▸ **PROBLEM**: Using the listing below, copy every line that mentions "this".

begin RECORDS FOR THE TASK

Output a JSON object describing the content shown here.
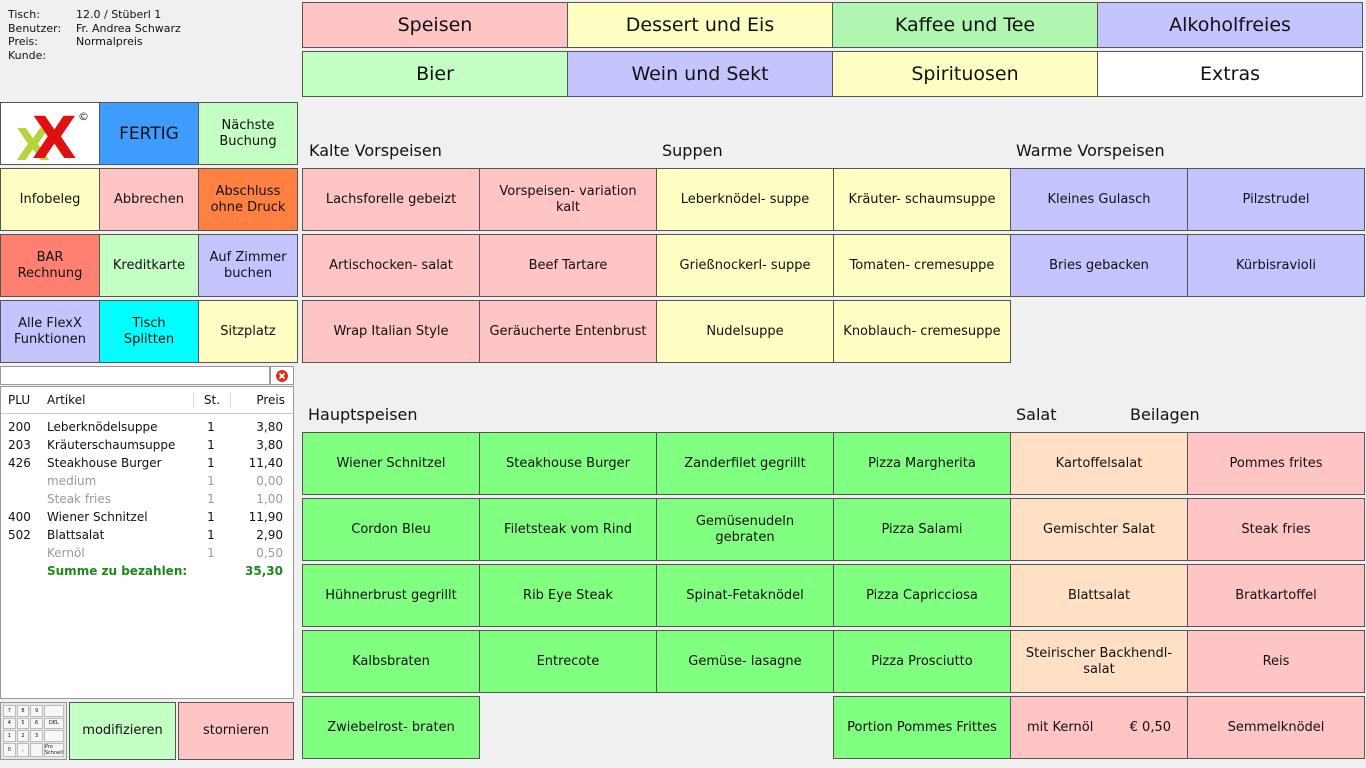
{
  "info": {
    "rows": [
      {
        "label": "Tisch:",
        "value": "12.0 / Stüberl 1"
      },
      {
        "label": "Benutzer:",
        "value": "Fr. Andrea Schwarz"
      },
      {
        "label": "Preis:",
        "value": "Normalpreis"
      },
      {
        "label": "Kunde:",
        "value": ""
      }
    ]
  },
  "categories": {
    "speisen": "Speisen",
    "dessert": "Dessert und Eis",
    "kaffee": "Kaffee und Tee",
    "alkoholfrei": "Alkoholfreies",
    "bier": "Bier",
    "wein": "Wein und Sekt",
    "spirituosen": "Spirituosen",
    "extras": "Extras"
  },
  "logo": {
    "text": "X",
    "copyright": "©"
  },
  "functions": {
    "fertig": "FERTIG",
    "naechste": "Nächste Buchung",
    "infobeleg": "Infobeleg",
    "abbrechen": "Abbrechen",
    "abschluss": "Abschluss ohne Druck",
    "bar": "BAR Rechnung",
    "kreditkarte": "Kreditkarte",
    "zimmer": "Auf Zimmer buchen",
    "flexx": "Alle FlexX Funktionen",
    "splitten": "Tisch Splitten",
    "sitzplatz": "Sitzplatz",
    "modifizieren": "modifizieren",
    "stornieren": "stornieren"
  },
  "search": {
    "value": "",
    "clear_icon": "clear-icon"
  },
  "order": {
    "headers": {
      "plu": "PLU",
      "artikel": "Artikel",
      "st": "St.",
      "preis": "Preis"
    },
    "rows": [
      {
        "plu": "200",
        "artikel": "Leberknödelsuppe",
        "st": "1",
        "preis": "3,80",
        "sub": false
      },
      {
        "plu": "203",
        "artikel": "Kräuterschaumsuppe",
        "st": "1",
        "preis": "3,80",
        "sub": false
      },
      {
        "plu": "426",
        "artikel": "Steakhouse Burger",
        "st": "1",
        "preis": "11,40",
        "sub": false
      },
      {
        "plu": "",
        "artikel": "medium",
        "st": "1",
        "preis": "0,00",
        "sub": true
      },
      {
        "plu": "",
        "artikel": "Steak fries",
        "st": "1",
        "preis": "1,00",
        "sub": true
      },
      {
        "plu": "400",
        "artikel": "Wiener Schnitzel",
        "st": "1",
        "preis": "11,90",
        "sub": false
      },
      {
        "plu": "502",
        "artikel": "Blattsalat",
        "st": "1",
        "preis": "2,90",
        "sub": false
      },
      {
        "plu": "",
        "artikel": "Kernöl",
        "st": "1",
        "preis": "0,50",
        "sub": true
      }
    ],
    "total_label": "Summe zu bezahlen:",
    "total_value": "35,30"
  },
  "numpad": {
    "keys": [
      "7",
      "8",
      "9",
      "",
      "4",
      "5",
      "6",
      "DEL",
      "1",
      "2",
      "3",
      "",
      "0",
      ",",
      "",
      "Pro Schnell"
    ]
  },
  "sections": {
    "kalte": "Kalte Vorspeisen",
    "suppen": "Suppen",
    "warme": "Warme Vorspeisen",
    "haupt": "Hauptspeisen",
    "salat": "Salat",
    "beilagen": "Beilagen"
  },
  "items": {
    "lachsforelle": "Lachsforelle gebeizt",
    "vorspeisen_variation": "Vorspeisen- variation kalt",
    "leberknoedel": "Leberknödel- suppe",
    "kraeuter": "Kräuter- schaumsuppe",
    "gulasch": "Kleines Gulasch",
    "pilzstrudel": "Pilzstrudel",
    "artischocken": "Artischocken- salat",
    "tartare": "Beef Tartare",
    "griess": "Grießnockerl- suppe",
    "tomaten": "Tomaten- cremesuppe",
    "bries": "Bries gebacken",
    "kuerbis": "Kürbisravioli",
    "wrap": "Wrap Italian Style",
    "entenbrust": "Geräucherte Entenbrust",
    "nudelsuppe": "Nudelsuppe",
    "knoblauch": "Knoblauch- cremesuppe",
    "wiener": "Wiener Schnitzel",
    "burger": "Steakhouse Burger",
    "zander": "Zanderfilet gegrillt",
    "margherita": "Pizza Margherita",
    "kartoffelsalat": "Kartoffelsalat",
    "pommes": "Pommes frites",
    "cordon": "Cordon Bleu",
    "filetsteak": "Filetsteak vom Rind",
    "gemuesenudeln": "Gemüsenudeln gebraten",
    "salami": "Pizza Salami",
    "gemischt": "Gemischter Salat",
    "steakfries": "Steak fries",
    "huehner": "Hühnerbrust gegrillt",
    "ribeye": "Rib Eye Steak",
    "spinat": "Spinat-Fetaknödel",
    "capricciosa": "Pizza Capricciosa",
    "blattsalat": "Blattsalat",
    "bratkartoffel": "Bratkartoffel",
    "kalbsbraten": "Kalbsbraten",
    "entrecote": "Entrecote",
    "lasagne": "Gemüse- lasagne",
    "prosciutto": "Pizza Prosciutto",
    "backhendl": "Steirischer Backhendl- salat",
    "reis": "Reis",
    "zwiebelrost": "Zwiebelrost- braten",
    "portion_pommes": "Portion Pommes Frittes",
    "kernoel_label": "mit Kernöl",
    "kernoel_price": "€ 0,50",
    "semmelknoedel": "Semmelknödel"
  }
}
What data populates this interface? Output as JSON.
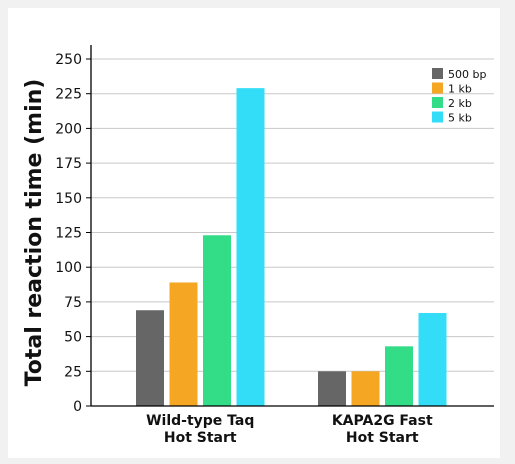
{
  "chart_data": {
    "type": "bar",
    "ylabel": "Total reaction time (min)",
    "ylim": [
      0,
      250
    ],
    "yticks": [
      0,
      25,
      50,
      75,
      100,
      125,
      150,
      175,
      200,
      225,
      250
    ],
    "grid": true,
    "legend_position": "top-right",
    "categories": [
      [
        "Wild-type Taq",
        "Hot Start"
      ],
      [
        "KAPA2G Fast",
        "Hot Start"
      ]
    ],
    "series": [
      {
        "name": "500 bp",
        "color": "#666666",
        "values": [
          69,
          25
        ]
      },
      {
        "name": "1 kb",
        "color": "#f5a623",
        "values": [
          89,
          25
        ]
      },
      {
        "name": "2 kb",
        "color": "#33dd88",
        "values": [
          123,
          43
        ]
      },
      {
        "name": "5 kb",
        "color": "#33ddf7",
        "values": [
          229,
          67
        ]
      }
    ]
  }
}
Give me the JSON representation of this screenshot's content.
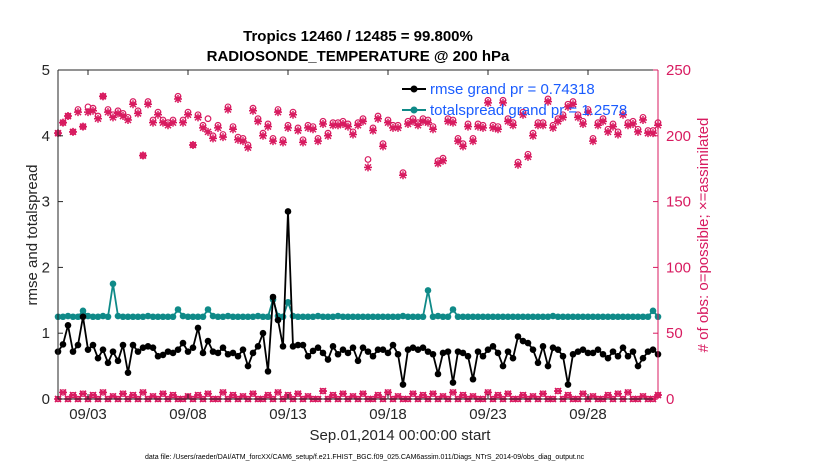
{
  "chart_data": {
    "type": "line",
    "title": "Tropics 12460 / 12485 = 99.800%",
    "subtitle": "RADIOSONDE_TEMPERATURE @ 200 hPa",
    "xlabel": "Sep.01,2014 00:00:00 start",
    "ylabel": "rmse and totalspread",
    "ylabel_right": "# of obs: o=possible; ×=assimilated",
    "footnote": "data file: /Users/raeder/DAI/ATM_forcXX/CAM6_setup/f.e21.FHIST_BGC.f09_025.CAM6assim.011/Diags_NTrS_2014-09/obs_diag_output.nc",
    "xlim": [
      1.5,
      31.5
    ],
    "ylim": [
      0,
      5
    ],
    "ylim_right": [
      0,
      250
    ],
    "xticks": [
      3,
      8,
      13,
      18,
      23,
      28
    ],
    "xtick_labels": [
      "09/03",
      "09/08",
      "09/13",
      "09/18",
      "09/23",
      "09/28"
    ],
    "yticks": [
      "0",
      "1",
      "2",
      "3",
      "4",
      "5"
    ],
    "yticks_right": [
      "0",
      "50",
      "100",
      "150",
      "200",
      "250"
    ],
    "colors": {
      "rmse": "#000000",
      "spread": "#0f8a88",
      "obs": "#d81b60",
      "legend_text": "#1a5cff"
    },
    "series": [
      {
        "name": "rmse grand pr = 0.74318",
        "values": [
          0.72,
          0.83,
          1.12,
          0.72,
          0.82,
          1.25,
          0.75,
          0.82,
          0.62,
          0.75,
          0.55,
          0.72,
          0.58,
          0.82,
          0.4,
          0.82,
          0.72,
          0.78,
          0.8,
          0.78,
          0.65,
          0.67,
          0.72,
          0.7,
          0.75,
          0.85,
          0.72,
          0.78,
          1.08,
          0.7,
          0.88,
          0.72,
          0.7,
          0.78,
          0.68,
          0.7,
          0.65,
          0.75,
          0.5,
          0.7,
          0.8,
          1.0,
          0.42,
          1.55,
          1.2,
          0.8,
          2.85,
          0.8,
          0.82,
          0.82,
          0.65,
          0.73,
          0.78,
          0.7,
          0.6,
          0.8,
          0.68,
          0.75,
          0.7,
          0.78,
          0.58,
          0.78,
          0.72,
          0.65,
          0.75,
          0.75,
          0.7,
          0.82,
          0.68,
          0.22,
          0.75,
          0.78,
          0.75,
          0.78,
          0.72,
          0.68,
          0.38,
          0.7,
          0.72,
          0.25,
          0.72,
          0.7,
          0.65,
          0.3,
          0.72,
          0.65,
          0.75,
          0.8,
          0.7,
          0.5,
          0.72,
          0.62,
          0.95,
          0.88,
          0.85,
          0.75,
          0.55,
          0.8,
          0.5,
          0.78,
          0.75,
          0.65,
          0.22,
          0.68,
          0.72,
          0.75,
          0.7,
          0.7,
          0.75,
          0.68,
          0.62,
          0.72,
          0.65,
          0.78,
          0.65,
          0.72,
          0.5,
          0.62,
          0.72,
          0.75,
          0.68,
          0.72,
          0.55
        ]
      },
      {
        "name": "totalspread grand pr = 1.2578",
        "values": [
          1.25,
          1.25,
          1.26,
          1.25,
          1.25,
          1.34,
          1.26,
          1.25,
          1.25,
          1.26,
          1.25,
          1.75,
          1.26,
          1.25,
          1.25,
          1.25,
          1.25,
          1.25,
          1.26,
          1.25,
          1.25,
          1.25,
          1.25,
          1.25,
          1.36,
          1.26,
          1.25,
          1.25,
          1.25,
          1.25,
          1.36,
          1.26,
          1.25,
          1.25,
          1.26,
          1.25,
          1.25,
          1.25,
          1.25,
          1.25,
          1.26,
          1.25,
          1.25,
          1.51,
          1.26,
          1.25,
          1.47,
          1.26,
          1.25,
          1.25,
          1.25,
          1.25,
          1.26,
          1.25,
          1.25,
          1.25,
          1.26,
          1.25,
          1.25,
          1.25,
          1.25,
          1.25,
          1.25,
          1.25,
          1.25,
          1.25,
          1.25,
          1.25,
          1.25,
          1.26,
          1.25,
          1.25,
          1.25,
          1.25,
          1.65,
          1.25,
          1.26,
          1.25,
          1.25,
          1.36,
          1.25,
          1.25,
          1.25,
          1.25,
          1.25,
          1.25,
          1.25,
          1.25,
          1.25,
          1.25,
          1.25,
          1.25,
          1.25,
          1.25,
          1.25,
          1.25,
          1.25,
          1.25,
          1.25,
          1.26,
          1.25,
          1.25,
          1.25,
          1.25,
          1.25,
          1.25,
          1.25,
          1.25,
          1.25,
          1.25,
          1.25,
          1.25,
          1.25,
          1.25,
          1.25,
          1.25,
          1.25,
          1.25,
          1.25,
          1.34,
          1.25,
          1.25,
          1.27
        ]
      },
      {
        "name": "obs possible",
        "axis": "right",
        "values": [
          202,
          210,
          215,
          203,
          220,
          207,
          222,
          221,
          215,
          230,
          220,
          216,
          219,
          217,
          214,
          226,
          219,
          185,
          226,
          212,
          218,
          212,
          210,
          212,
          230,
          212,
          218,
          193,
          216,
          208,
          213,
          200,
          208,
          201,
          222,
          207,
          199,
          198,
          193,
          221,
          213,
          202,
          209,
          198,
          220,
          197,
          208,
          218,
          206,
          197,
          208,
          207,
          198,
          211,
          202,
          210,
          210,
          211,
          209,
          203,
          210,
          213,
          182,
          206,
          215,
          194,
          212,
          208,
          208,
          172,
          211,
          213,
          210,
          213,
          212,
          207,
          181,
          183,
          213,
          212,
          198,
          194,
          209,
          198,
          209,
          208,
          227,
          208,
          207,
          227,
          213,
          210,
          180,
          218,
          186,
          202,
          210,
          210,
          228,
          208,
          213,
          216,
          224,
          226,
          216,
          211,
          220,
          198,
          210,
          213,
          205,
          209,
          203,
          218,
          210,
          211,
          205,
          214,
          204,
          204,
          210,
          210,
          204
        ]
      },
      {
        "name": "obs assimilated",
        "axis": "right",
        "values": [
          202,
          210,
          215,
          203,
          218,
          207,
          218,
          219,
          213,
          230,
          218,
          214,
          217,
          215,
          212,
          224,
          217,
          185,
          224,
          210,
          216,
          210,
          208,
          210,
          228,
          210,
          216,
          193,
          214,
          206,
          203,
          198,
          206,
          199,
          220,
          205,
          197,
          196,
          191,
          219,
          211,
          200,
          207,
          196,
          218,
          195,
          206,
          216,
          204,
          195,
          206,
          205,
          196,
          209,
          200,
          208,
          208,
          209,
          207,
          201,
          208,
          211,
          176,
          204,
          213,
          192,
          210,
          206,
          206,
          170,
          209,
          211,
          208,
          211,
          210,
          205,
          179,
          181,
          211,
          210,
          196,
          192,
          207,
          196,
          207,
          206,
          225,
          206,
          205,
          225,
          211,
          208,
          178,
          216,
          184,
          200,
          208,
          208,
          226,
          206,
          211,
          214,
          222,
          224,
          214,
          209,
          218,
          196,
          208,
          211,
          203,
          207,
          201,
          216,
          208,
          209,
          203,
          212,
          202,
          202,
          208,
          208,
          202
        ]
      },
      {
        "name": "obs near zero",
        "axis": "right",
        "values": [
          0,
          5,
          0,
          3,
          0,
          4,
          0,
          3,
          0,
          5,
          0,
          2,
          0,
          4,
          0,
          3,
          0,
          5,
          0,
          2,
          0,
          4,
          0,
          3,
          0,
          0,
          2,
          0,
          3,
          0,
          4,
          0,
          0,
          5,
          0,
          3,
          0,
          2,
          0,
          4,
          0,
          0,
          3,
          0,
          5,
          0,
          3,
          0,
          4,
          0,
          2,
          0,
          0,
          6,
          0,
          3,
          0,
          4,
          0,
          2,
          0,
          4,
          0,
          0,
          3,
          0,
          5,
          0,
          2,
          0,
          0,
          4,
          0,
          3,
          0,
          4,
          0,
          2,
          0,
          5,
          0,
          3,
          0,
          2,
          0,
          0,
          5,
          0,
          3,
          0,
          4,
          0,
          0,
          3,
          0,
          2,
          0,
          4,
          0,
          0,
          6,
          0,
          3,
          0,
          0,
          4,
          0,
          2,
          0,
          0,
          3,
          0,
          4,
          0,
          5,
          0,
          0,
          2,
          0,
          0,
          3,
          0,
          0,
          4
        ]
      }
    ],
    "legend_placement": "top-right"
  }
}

end RECORDS FOR THE TASK

▸ **RESPONSE TO THE TASK**:
What data populates this interface? Output as JSON.
Give me the JSON representation of this screenshot's content.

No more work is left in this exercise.